Source document:
* * *

Aye, I know, the ones who don't have your level of awareness.

The other leg's got bells on.


----------



## Drago (3 Nov 2012)

Safety Cameras? My bottom. They don't photograph people during safely. Whatever next? Safety Tasers? Safety Batons?

Why be ashamed? Just call them Speed Cameras and get on with it.


----------



## Drago (3 Nov 2012)

Well, they actually operate at barely a profit. Was it Clarkson who discovered that Simon Cowel pays more in income tax than these things raise?

I do like the idiot motorist bit though. There's only one persons foot on throttle, and if that person can't spot a 10 feet high pillar with a 2 foot square box on the top then I wonder how successful they'd be at spotting me, whos rather smaller, on my bike.

I don't listen to shoplifters bitching about CCTV and certainly won't take any notice of motorists with the same complaint.


----------



## GrasB (3 Nov 2012)

oldfatfool said:


> See my post at the bottom of page 2


So the driver gets 9 points for not paying proper attention to the road. Hey that's showing that the driver is driving in a manner which falls bellow the required standards. Your arguments gets a big '*FAIL!*' stamp!



> obviously you are perfect and a driving god, never break the speed limit, never pick your nose, change the radio station, sneeze, smoke or knock one out whilst driving, but I can assure you lots and lots of people do and have 9 points on their license to prove it, and I would guess a goodly proportion of those would be classed as professional drivers at that.

* * *

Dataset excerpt

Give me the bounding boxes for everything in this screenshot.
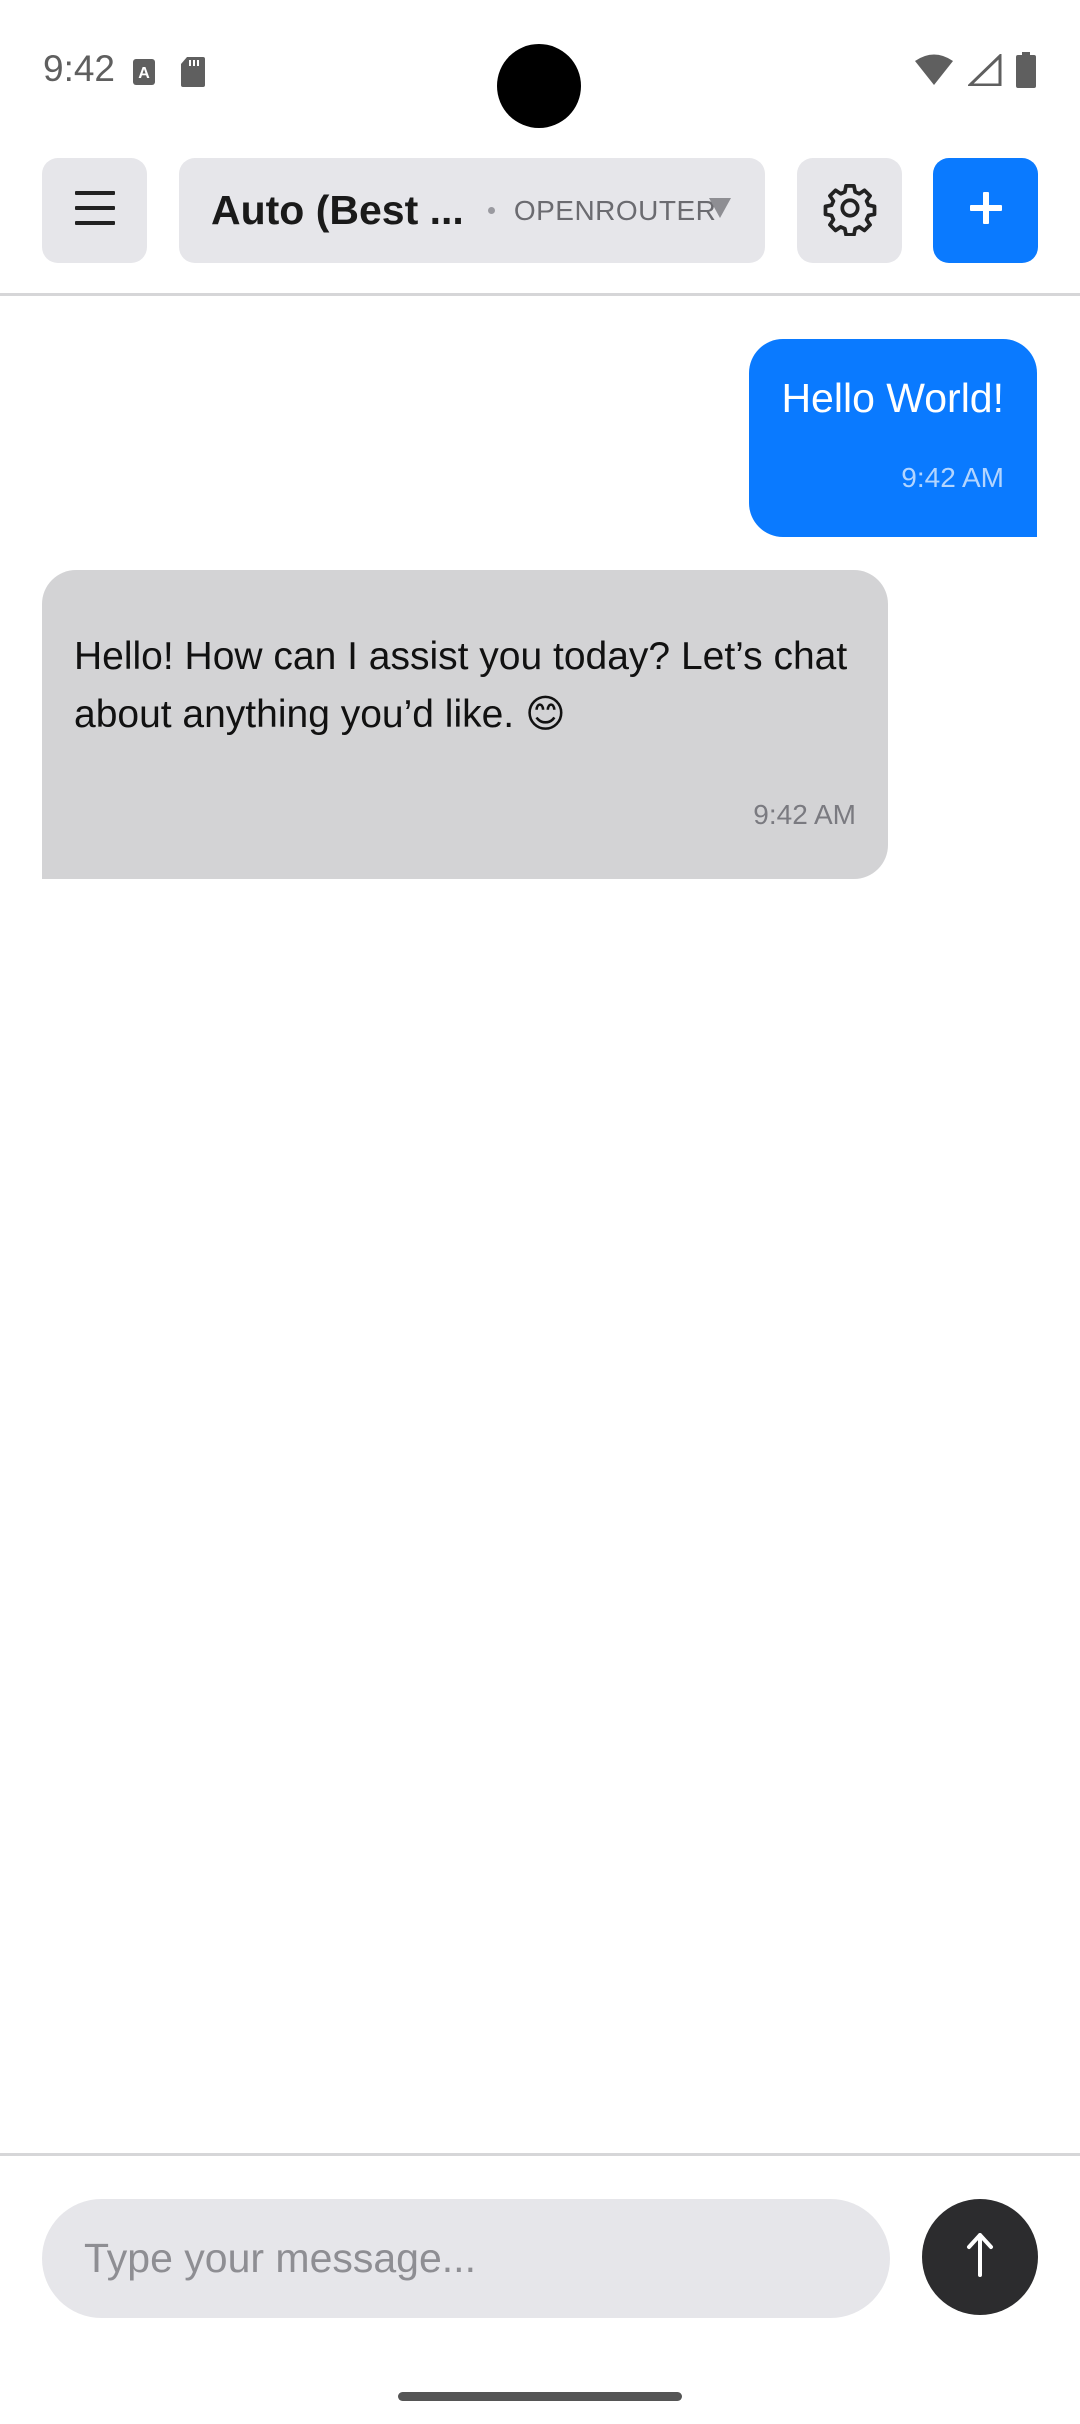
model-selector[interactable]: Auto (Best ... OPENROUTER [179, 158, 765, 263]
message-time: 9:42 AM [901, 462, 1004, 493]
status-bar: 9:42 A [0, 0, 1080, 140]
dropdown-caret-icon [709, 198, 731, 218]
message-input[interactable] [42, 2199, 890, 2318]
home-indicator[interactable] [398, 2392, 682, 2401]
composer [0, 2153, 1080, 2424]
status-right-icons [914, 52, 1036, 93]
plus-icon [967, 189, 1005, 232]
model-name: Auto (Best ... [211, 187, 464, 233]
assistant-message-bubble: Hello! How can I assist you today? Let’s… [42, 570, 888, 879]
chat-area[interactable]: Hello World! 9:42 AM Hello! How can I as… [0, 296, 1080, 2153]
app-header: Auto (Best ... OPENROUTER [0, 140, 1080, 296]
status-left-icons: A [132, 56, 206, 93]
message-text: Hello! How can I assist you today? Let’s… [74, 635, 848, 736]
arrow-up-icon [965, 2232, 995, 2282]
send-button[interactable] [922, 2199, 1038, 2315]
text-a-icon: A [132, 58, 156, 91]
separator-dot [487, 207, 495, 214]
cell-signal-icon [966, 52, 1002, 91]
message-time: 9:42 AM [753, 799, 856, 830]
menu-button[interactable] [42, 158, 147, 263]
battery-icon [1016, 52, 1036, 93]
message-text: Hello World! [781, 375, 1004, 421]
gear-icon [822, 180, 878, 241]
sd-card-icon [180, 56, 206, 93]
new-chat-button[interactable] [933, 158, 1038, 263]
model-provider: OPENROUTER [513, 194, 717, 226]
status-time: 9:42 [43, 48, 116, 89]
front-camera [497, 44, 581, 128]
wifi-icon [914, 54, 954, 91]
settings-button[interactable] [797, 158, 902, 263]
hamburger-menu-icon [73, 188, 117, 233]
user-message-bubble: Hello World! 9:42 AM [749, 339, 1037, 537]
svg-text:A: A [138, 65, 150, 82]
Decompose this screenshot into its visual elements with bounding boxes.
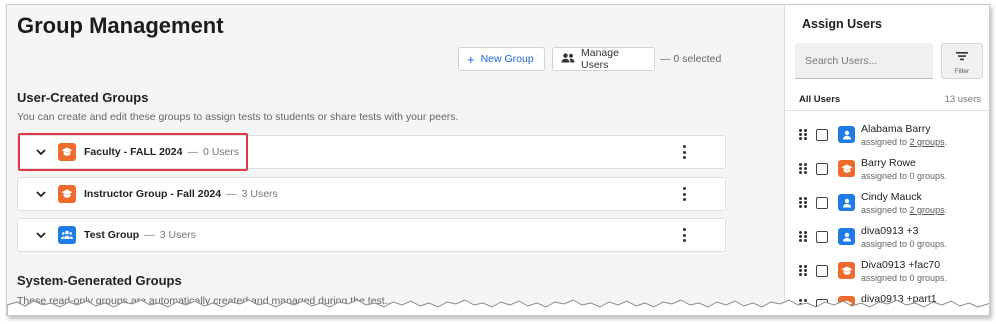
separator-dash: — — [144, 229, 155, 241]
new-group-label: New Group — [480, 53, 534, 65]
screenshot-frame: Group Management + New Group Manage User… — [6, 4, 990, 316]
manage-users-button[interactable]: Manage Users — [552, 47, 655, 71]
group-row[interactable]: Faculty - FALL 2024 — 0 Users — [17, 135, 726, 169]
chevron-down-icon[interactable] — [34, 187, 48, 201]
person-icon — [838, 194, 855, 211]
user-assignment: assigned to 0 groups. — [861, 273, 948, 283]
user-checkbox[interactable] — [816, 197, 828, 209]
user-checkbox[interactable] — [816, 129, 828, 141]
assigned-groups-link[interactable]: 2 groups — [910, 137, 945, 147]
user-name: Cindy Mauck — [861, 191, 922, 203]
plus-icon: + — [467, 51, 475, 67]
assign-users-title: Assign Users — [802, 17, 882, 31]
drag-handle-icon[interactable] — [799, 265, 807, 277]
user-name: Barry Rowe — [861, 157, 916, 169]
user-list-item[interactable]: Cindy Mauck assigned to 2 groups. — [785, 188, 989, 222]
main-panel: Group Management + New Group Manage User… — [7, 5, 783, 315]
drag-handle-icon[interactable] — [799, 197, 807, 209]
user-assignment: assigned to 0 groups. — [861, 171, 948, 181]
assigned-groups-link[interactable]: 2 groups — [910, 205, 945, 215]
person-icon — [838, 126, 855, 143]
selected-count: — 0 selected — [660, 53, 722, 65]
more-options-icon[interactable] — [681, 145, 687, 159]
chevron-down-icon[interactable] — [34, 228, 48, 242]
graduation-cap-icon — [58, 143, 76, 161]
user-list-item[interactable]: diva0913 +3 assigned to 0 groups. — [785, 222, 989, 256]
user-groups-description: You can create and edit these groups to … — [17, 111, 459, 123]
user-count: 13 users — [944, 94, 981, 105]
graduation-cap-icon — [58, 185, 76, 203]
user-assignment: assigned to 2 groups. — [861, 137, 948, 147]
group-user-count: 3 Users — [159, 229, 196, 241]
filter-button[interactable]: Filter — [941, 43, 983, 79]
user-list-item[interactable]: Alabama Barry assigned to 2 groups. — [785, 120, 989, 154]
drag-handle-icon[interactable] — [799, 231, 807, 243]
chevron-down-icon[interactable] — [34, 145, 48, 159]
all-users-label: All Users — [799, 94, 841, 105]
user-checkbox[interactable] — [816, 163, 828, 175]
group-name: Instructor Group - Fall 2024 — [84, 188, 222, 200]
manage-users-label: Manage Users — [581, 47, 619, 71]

* * *

Write out the speed camera thread from "Aye, I know, the" to "on with it.", swapping "Cameras" for "Traps".

Finished answer:
Aye, I know, the ones who don't have your level of awareness.

The other leg's got bells on.


----------



## Drago (3 Nov 2012)

Safety Traps? My bottom. They don't photograph people during safely. Whatever next? Safety Tasers? Safety Batons?

Why be ashamed? Just call them Speed Traps and get on with it.